**GOAL:** Write the records out again, precisely as they stand.

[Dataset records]

§ §

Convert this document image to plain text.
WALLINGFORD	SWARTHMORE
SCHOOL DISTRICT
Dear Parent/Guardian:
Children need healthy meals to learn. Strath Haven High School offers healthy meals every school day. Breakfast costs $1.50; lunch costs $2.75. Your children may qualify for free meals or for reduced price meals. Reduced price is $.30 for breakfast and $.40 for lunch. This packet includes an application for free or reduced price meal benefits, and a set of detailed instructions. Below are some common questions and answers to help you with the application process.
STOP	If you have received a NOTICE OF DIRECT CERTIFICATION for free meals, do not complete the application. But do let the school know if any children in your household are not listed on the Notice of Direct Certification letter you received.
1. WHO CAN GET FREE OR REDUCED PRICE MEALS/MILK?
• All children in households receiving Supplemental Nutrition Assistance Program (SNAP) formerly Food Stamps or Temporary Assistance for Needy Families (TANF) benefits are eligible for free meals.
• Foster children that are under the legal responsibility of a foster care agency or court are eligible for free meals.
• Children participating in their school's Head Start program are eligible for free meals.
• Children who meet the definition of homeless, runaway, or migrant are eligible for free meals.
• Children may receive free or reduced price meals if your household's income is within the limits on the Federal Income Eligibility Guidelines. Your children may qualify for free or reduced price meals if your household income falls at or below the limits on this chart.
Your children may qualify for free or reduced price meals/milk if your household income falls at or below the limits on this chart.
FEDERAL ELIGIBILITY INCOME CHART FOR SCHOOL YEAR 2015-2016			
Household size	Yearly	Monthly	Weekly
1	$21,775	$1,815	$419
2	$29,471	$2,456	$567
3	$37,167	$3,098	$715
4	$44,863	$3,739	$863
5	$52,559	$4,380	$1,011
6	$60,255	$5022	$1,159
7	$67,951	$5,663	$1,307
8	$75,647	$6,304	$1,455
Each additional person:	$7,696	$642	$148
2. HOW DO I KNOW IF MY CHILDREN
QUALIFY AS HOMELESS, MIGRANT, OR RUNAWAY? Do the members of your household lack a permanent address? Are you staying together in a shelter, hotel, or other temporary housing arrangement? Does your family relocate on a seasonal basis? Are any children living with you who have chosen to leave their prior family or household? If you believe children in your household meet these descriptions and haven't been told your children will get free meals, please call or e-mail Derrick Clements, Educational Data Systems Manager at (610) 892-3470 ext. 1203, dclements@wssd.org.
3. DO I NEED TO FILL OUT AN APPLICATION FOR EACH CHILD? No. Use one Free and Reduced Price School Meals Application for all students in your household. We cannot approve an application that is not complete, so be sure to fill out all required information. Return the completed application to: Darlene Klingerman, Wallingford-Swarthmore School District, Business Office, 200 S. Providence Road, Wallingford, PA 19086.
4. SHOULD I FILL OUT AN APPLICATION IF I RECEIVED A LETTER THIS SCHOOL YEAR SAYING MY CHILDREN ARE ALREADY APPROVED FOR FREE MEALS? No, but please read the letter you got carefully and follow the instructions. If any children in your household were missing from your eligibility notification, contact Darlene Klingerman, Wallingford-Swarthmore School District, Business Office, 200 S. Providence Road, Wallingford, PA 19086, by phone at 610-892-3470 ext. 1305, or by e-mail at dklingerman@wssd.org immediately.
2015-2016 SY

§ §

**RESPONSE FOR THIS EXERCISE:**
Convert this document image to plain text.
WALLINGFORD	SWARTHMORE
SCHOOL DISTRICT
Dear Parent/Guardian:
Children need healthy meals to learn. Strath Haven High School offers healthy meals every school day. Breakfast costs $1.50; lunch costs $2.75. Your children may qualify for free meals or for reduced price meals. Reduced price is $.30 for breakfast and $.40 for lunch. This packet includes an application for free or reduced price meal benefits, and a set of detailed instructions. Below are some common questions and answers to help you with the application process.
STOP	If you have received a NOTICE OF DIRECT CERTIFICATION for free meals, do not complete the application. But do let the school know if any children in your household are not listed on the Notice of Direct Certification letter you received.
1. WHO CAN GET FREE OR REDUCED PRICE MEALS/MILK?
• All children in households receiving Supplemental Nutrition Assistance Program (SNAP) formerly Food Stamps or Temporary Assistance for Needy Families (TANF) benefits are eligible for free meals.
• Foster children that are under the legal responsibility of a foster care agency or court are eligible for free meals.
• Children participating in their school's Head Start program are eligible for free meals.
• Children who meet the definition of homeless, runaway, or migrant are eligible for free meals.
• Children may receive free or reduced price meals if your household's income is within the limits on the Federal Income Eligibility Guidelines. Your children may qualify for free or reduced price meals if your household income falls at or below the limits on this chart.
Your children may qualify for free or reduced price meals/milk if your household income falls at or below the limits on this chart.
FEDERAL ELIGIBILITY INCOME CHART FOR SCHOOL YEAR 2015-2016			
Household size	Yearly	Monthly	Weekly
1	$21,775	$1,815	$419
2	$29,471	$2,456	$567
3	$37,167	$3,098	$715
4	$44,863	$3,739	$863
5	$52,559	$4,380	$1,011
6	$60,255	$5022	$1,159
7	$67,951	$5,663	$1,307
8	$75,647	$6,304	$1,455
Each additional person:	$7,696	$642	$148
2. HOW DO I KNOW IF MY CHILDREN
QUALIFY AS HOMELESS, MIGRANT, OR RUNAWAY? Do the members of your household lack a permanent address? Are you staying together in a shelter, hotel, or other temporary housing arrangement? Does your family relocate on a seasonal basis? Are any children living with you who have chosen to leave their prior family or household? If you believe children in your household meet these descriptions and haven't been told your children will get free meals, please call or e-mail Derrick Clements, Educational Data Systems Manager at (610) 892-3470 ext. 1203, dclements@wssd.org.
3. DO I NEED TO FILL OUT AN APPLICATION FOR EACH CHILD? No. Use one Free and Reduced Price School Meals Application for all students in your household. We cannot approve an application that is not complete, so be sure to fill out all required information. Return the completed application to: Darlene Klingerman, Wallingford-Swarthmore School District, Business Office, 200 S. Providence Road, Wallingford, PA 19086.
4. SHOULD I FILL OUT AN APPLICATION IF I RECEIVED A LETTER THIS SCHOOL YEAR SAYING MY CHILDREN ARE ALREADY APPROVED FOR FREE MEALS? No, but please read the letter you got carefully and follow the instructions. If any children in your household were missing from your eligibility notification, contact Darlene Klingerman, Wallingford-Swarthmore School District, Business Office, 200 S. Providence Road, Wallingford, PA 19086, by phone at 610-892-3470 ext. 1305, or by e-mail at dklingerman@wssd.org immediately.
2015-2016 SY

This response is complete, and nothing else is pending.